- [Exercise instructions]: Transcribe every line, keeping it exact.

--- Begin ---

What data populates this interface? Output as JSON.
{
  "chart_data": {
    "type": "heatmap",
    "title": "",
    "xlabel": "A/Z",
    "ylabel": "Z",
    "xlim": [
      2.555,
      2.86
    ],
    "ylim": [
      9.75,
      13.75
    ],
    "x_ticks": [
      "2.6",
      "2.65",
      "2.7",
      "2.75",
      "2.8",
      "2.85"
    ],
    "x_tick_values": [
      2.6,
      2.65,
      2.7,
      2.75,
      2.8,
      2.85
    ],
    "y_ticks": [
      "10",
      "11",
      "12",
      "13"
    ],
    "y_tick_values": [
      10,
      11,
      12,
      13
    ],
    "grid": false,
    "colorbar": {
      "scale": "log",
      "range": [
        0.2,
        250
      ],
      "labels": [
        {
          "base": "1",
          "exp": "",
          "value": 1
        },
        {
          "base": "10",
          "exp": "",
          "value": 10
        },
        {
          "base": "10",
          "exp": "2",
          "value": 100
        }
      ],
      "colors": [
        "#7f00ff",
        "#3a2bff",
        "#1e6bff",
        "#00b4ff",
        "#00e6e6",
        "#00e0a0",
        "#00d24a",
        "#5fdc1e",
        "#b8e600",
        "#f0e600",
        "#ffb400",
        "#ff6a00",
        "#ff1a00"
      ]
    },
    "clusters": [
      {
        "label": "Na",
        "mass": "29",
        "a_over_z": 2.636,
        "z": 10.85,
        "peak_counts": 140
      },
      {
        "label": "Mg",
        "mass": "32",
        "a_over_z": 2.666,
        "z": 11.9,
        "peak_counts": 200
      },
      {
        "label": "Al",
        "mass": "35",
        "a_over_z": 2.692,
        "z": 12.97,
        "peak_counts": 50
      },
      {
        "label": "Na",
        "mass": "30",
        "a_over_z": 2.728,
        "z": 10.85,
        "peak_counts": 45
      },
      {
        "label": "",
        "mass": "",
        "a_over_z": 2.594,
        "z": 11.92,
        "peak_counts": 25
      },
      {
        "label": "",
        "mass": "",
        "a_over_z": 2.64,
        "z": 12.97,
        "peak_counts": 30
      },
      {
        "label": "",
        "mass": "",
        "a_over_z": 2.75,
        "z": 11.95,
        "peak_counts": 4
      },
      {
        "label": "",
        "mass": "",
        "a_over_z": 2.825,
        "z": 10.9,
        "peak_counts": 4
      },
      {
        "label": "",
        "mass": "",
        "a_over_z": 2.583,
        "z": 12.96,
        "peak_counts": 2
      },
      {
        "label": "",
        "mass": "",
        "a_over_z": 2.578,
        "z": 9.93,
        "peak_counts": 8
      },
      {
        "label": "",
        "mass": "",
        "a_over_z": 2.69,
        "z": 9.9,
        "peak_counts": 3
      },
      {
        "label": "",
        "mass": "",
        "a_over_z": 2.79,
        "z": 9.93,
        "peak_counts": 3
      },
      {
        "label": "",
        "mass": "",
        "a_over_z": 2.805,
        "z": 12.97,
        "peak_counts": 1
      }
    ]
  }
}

--- End ---

- [Result]:
What data populates this interface? Output as JSON.
{
  "chart_data": {
    "type": "heatmap",
    "title": "",
    "xlabel": "A/Z",
    "ylabel": "Z",
    "xlim": [
      2.555,
      2.86
    ],
    "ylim": [
      9.75,
      13.75
    ],
    "x_ticks": [
      "2.6",
      "2.65",
      "2.7",
      "2.75",
      "2.8",
      "2.85"
    ],
    "x_tick_values": [
      2.6,
      2.65,
      2.7,
      2.75,
      2.8,
      2.85
    ],
    "y_ticks": [
      "10",
      "11",
      "12",
      "13"
    ],
    "y_tick_values": [
      10,
      11,
      12,
      13
    ],
    "grid": false,
    "colorbar": {
      "scale": "log",
      "range": [
        0.2,
        250
      ],
      "labels": [
        {
          "base": "1",
          "exp": "",
          "value": 1
        },
        {
          "base": "10",
          "exp": "",
          "value": 10
        },
        {
          "base": "10",
          "exp": "2",
          "value": 100
        }
      ],
      "colors": [
        "#7f00ff",
        "#3a2bff",
        "#1e6bff",
        "#00b4ff",
        "#00e6e6",
        "#00e0a0",
        "#00d24a",
        "#5fdc1e",
        "#b8e600",
        "#f0e600",
        "#ffb400",
        "#ff6a00",
        "#ff1a00"
      ]
    },
    "clusters": [
      {
        "label": "Na",
        "mass": "29",
        "a_over_z": 2.636,
        "z": 10.85,
        "peak_counts": 140
      },
      {
        "label": "Mg",
        "mass": "32",
        "a_over_z": 2.666,
        "z": 11.9,
        "peak_counts": 200
      },
      {
        "label": "Al",
        "mass": "35",
        "a_over_z": 2.692,
        "z": 12.97,
        "peak_counts": 50
      },
      {
        "label": "Na",
        "mass": "30",
        "a_over_z": 2.728,
        "z": 10.85,
        "peak_counts": 45
      },
      {
        "label": "",
        "mass": "",
        "a_over_z": 2.594,
        "z": 11.92,
        "peak_counts": 25
      },
      {
        "label": "",
        "mass": "",
        "a_over_z": 2.64,
        "z": 12.97,
        "peak_counts": 30
      },
      {
        "label": "",
        "mass": "",
        "a_over_z": 2.75,
        "z": 11.95,
        "peak_counts": 4
      },
      {
        "label": "",
        "mass": "",
        "a_over_z": 2.825,
        "z": 10.9,
        "peak_counts": 4
      },
      {
        "label": "",
        "mass": "",
        "a_over_z": 2.583,
        "z": 12.96,
        "peak_counts": 2
      },
      {
        "label": "",
        "mass": "",
        "a_over_z": 2.578,
        "z": 9.93,
        "peak_counts": 8
      },
      {
        "label": "",
        "mass": "",
        "a_over_z": 2.69,
        "z": 9.9,
        "peak_counts": 3
      },
      {
        "label": "",
        "mass": "",
        "a_over_z": 2.79,
        "z": 9.93,
        "peak_counts": 3
      },
      {
        "label": "",
        "mass": "",
        "a_over_z": 2.805,
        "z": 12.97,
        "peak_counts": 1
      }
    ]
  }
}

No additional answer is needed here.